* _Stored entries_:
'''

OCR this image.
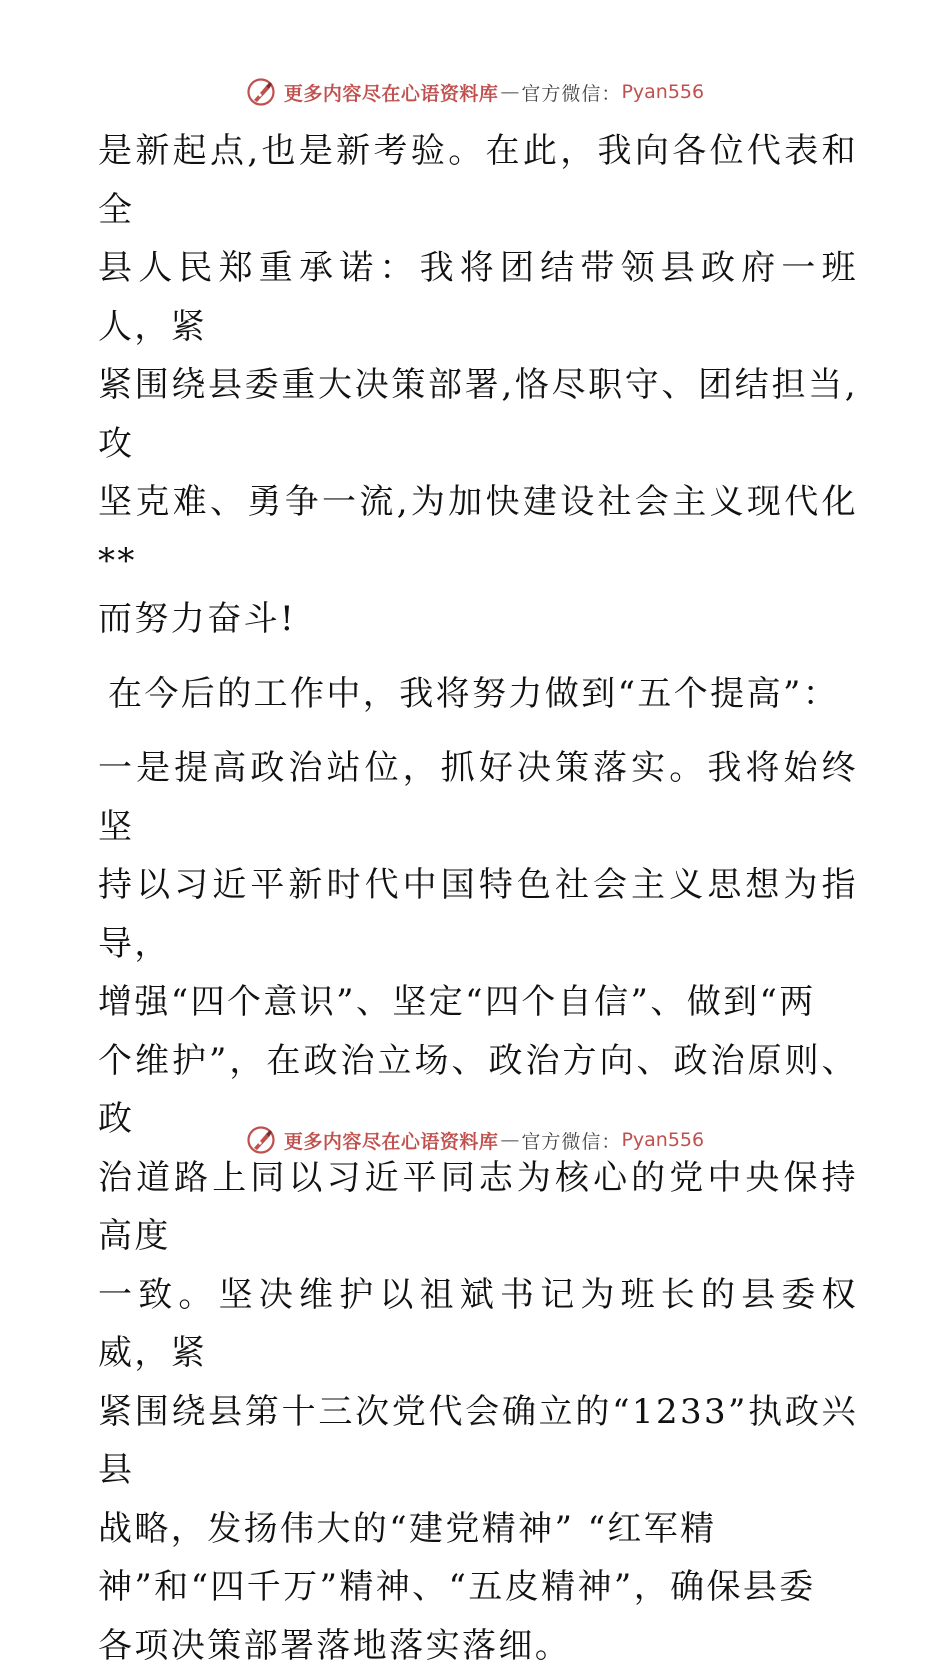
更多内容尽在心语资料库 — 官方微信： Pyan556
是新起点,也是新考验。在此，我向各位代表和全
县人民郑重承诺：我将团结带领县政府一班人，紧
紧围绕县委重大决策部署,恪尽职守、团结担当,攻
坚克难、勇争一流,为加快建设社会主义现代化**
而努力奋斗!
在今后的工作中，我将努力做到“五个提高”：
一是提高政治站位，抓好决策落实。我将始终坚
持以习近平新时代中国特色社会主义思想为指导，
增强“四个意识”、坚定“四个自信”、做到“两
个维护”，在政治立场、政治方向、政治原则、政
治道路上同以习近平同志为核心的党中央保持高度
一致。坚决维护以祖斌书记为班长的县委权威，紧
紧围绕县第十三次党代会确立的“1233”执政兴县
战略，发扬伟大的“建党精神” “红军精
神”和“四千万”精神、“五皮精神”，确保县委
各项决策部署落地落实落细。
更多内容尽在心语资料库 — 官方微信： Pyan556
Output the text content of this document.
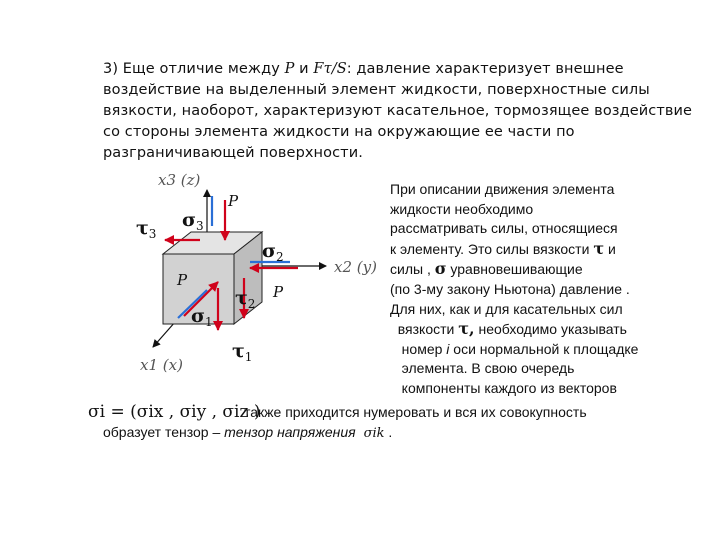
3) Еще отличие между P и Fτ/S: давление характеризует внешнее
воздействие на выделенный элемент жидкости, поверхностные силы
вязкости, наоборот, характеризуют касательное, тормозящее воздействие
со стороны элемента жидкости на окружающие ее части по
разграничивающей поверхности.
x3 (z)
x2 (y)
x1 (x)
P
P
P
$\tau_3$
$\sigma_3$
$\sigma_2$
$\tau_2$
$\sigma_1$
$\tau_1$
При описании движения элемента
жидкости необходимо
рассматривать силы, относящиеся
к элементу. Это силы вязкости τ и
силы , σ уравновешивающие
(по 3-му закону Ньютона) давление .
Для них, как и для касательных сил
вязкости τ, необходимо указывать
номер i оси нормальной к площадке
элемента. В свою очередь
компоненты каждого из векторов
σi = (σix , σiy , σiz )
также приходится нумеровать и вся их совокупность
образует тензор – тензор напряжения σik .
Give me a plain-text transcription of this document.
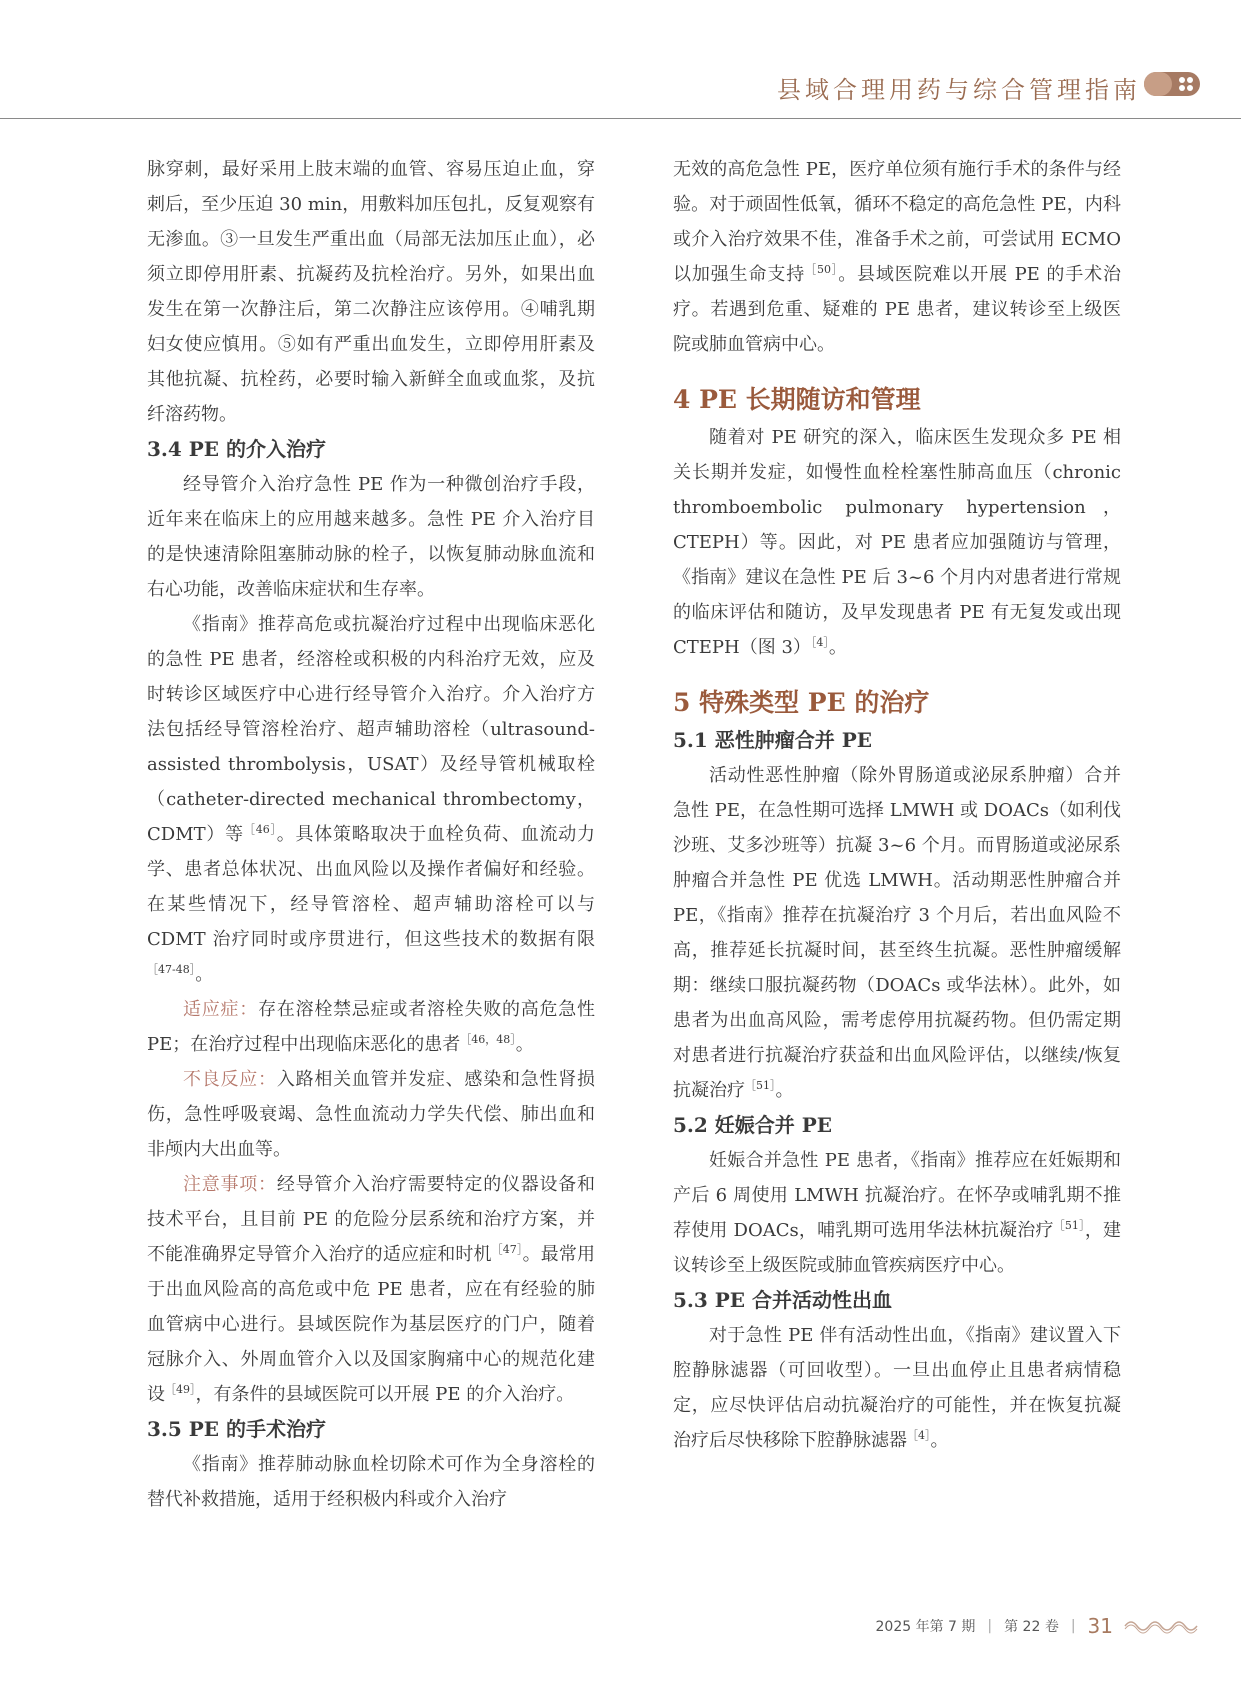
县域合理用药与综合管理指南

脉穿刺，最好采用上肢末端的血管、容易压迫止血，穿刺后，至少压迫 30 min，用敷料加压包扎，反复观察有无渗血。③一旦发生严重出血（局部无法加压止血），必须立即停用肝素、抗凝药及抗栓治疗。另外，如果出血发生在第一次静注后，第二次静注应该停用。④哺乳期妇女使应慎用。⑤如有严重出血发生，立即停用肝素及其他抗凝、抗栓药，必要时输入新鲜全血或血浆，及抗纤溶药物。

3.4 PE 的介入治疗

经导管介入治疗急性 PE 作为一种微创治疗手段，近年来在临床上的应用越来越多。急性 PE 介入治疗目的是快速清除阻塞肺动脉的栓子，以恢复肺动脉血流和右心功能，改善临床症状和生存率。

《指南》推荐高危或抗凝治疗过程中出现临床恶化的急性 PE 患者，经溶栓或积极的内科治疗无效，应及时转诊区域医疗中心进行经导管介入治疗。介入治疗方法包括经导管溶栓治疗、超声辅助溶栓（ultrasound-assisted thrombolysis，USAT）及经导管机械取栓（catheter-directed mechanical thrombectomy，CDMT）等$^{[46]}$。具体策略取决于血栓负荷、血流动力学、患者总体状况、出血风险以及操作者偏好和经验。在某些情况下，经导管溶栓、超声辅助溶栓可以与 CDMT 治疗同时或序贯进行，但这些技术的数据有限$^{[47-48]}$。

适应症：存在溶栓禁忌症或者溶栓失败的高危急性 PE；在治疗过程中出现临床恶化的患者$^{[46,48]}$。

不良反应：入路相关血管并发症、感染和急性肾损伤，急性呼吸衰竭、急性血流动力学失代偿、肺出血和非颅内大出血等。

注意事项：经导管介入治疗需要特定的仪器设备和技术平台，且目前 PE 的危险分层系统和治疗方案，并不能准确界定导管介入治疗的适应症和时机$^{[47]}$。最常用于出血风险高的高危或中危 PE 患者，应在有经验的肺血管病中心进行。县域医院作为基层医疗的门户，随着冠脉介入、外周血管介入以及国家胸痛中心的规范化建设$^{[49]}$，有条件的县域医院可以开展 PE 的介入治疗。

3.5 PE 的手术治疗

《指南》推荐肺动脉血栓切除术可作为全身溶栓的替代补救措施，适用于经积极内科或介入治疗

无效的高危急性 PE，医疗单位须有施行手术的条件与经验。对于顽固性低氧，循环不稳定的高危急性 PE，内科或介入治疗效果不佳，准备手术之前，可尝试用 ECMO 以加强生命支持$^{[50]}$。县域医院难以开展 PE 的手术治疗。若遇到危重、疑难的 PE 患者，建议转诊至上级医院或肺血管病中心。

4 PE 长期随访和管理

随着对 PE 研究的深入，临床医生发现众多 PE 相关长期并发症，如慢性血栓栓塞性肺高血压（chronic thromboembolic pulmonary hypertension，CTEPH）等。因此，对 PE 患者应加强随访与管理，《指南》建议在急性 PE 后 3~6 个月内对患者进行常规的临床评估和随访，及早发现患者 PE 有无复发或出现 CTEPH（图 3）$^{[4]}$。

5 特殊类型 PE 的治疗

5.1 恶性肿瘤合并 PE

活动性恶性肿瘤（除外胃肠道或泌尿系肿瘤）合并急性 PE，在急性期可选择 LMWH 或 DOACs（如利伐沙班、艾多沙班等）抗凝 3~6 个月。而胃肠道或泌尿系肿瘤合并急性 PE 优选 LMWH。活动期恶性肿瘤合并 PE，《指南》推荐在抗凝治疗 3 个月后，若出血风险不高，推荐延长抗凝时间，甚至终生抗凝。恶性肿瘤缓解期：继续口服抗凝药物（DOACs 或华法林）。此外，如患者为出血高风险，需考虑停用抗凝药物。但仍需定期对患者进行抗凝治疗获益和出血风险评估，以继续/恢复抗凝治疗$^{[51]}$。

5.2 妊娠合并 PE

妊娠合并急性 PE 患者，《指南》推荐应在妊娠期和产后 6 周使用 LMWH 抗凝治疗。在怀孕或哺乳期不推荐使用 DOACs，哺乳期可选用华法林抗凝治疗$^{[51]}$，建议转诊至上级医院或肺血管疾病医疗中心。

5.3 PE 合并活动性出血

对于急性 PE 伴有活动性出血，《指南》建议置入下腔静脉滤器（可回收型）。一旦出血停止且患者病情稳定，应尽快评估启动抗凝治疗的可能性，并在恢复抗凝治疗后尽快移除下腔静脉滤器$^{[4]}$。

2025 年第 7 期 | 第 22 卷 | 31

'''

* _The request_:
Write out every line above exactly as it is, leaving out the pictures.

* _Written response_:
OCR this image.
更多内容尽在心语资料库 — 官方微信： Pyan556
是新起点,也是新考验。在此，我向各位代表和全
县人民郑重承诺：我将团结带领县政府一班人，紧
紧围绕县委重大决策部署,恪尽职守、团结担当,攻
坚克难、勇争一流,为加快建设社会主义现代化**
而努力奋斗!
在今后的工作中，我将努力做到“五个提高”：
一是提高政治站位，抓好决策落实。我将始终坚
持以习近平新时代中国特色社会主义思想为指导，
增强“四个意识”、坚定“四个自信”、做到“两
个维护”，在政治立场、政治方向、政治原则、政
治道路上同以习近平同志为核心的党中央保持高度
一致。坚决维护以祖斌书记为班长的县委权威，紧
紧围绕县第十三次党代会确立的“1233”执政兴县
战略，发扬伟大的“建党精神” “红军精
神”和“四千万”精神、“五皮精神”，确保县委
各项决策部署落地落实落细。
更多内容尽在心语资料库 — 官方微信： Pyan556
Output the text content of this document.
3) Еще отличие между P и Fτ/S: давление характеризует внешнее
воздействие на выделенный элемент жидкости, поверхностные силы
вязкости, наоборот, характеризуют касательное, тормозящее воздействие
со стороны элемента жидкости на окружающие ее части по
разграничивающей поверхности.
x3 (z)
x2 (y)
x1 (x)
P
P
P
$\tau_3$
$\sigma_3$
$\sigma_2$
$\tau_2$
$\sigma_1$
$\tau_1$
При описании движения элемента
жидкости необходимо
рассматривать силы, относящиеся
к элементу. Это силы вязкости τ и
силы , σ уравновешивающие
(по 3-му закону Ньютона) давление .
Для них, как и для касательных сил
вязкости τ, необходимо указывать
номер i оси нормальной к площадке
элемента. В свою очередь
компоненты каждого из векторов
σi = (σix , σiy , σiz )
также приходится нумеровать и вся их совокупность
образует тензор – тензор напряжения σik .
Give me a plain-text transcription of this document.
县域合理用药与综合管理指南

脉穿刺，最好采用上肢末端的血管、容易压迫止血，穿刺后，至少压迫 30 min，用敷料加压包扎，反复观察有无渗血。③一旦发生严重出血（局部无法加压止血），必须立即停用肝素、抗凝药及抗栓治疗。另外，如果出血发生在第一次静注后，第二次静注应该停用。④哺乳期妇女使应慎用。⑤如有严重出血发生，立即停用肝素及其他抗凝、抗栓药，必要时输入新鲜全血或血浆，及抗纤溶药物。

3.4 PE 的介入治疗

经导管介入治疗急性 PE 作为一种微创治疗手段，近年来在临床上的应用越来越多。急性 PE 介入治疗目的是快速清除阻塞肺动脉的栓子，以恢复肺动脉血流和右心功能，改善临床症状和生存率。

《指南》推荐高危或抗凝治疗过程中出现临床恶化的急性 PE 患者，经溶栓或积极的内科治疗无效，应及时转诊区域医疗中心进行经导管介入治疗。介入治疗方法包括经导管溶栓治疗、超声辅助溶栓（ultrasound-assisted thrombolysis，USAT）及经导管机械取栓（catheter-directed mechanical thrombectomy，CDMT）等$^{[46]}$。具体策略取决于血栓负荷、血流动力学、患者总体状况、出血风险以及操作者偏好和经验。在某些情况下，经导管溶栓、超声辅助溶栓可以与 CDMT 治疗同时或序贯进行，但这些技术的数据有限$^{[47-48]}$。

适应症：存在溶栓禁忌症或者溶栓失败的高危急性 PE；在治疗过程中出现临床恶化的患者$^{[46,48]}$。

不良反应：入路相关血管并发症、感染和急性肾损伤，急性呼吸衰竭、急性血流动力学失代偿、肺出血和非颅内大出血等。

注意事项：经导管介入治疗需要特定的仪器设备和技术平台，且目前 PE 的危险分层系统和治疗方案，并不能准确界定导管介入治疗的适应症和时机$^{[47]}$。最常用于出血风险高的高危或中危 PE 患者，应在有经验的肺血管病中心进行。县域医院作为基层医疗的门户，随着冠脉介入、外周血管介入以及国家胸痛中心的规范化建设$^{[49]}$，有条件的县域医院可以开展 PE 的介入治疗。

3.5 PE 的手术治疗

《指南》推荐肺动脉血栓切除术可作为全身溶栓的替代补救措施，适用于经积极内科或介入治疗

无效的高危急性 PE，医疗单位须有施行手术的条件与经验。对于顽固性低氧，循环不稳定的高危急性 PE，内科或介入治疗效果不佳，准备手术之前，可尝试用 ECMO 以加强生命支持$^{[50]}$。县域医院难以开展 PE 的手术治疗。若遇到危重、疑难的 PE 患者，建议转诊至上级医院或肺血管病中心。

4 PE 长期随访和管理

随着对 PE 研究的深入，临床医生发现众多 PE 相关长期并发症，如慢性血栓栓塞性肺高血压（chronic thromboembolic pulmonary hypertension，CTEPH）等。因此，对 PE 患者应加强随访与管理，《指南》建议在急性 PE 后 3~6 个月内对患者进行常规的临床评估和随访，及早发现患者 PE 有无复发或出现 CTEPH（图 3）$^{[4]}$。

5 特殊类型 PE 的治疗

5.1 恶性肿瘤合并 PE

活动性恶性肿瘤（除外胃肠道或泌尿系肿瘤）合并急性 PE，在急性期可选择 LMWH 或 DOACs（如利伐沙班、艾多沙班等）抗凝 3~6 个月。而胃肠道或泌尿系肿瘤合并急性 PE 优选 LMWH。活动期恶性肿瘤合并 PE，《指南》推荐在抗凝治疗 3 个月后，若出血风险不高，推荐延长抗凝时间，甚至终生抗凝。恶性肿瘤缓解期：继续口服抗凝药物（DOACs 或华法林）。此外，如患者为出血高风险，需考虑停用抗凝药物。但仍需定期对患者进行抗凝治疗获益和出血风险评估，以继续/恢复抗凝治疗$^{[51]}$。

5.2 妊娠合并 PE

妊娠合并急性 PE 患者，《指南》推荐应在妊娠期和产后 6 周使用 LMWH 抗凝治疗。在怀孕或哺乳期不推荐使用 DOACs，哺乳期可选用华法林抗凝治疗$^{[51]}$，建议转诊至上级医院或肺血管疾病医疗中心。

5.3 PE 合并活动性出血

对于急性 PE 伴有活动性出血，《指南》建议置入下腔静脉滤器（可回收型）。一旦出血停止且患者病情稳定，应尽快评估启动抗凝治疗的可能性，并在恢复抗凝治疗后尽快移除下腔静脉滤器$^{[4]}$。

2025 年第 7 期 | 第 22 卷 | 31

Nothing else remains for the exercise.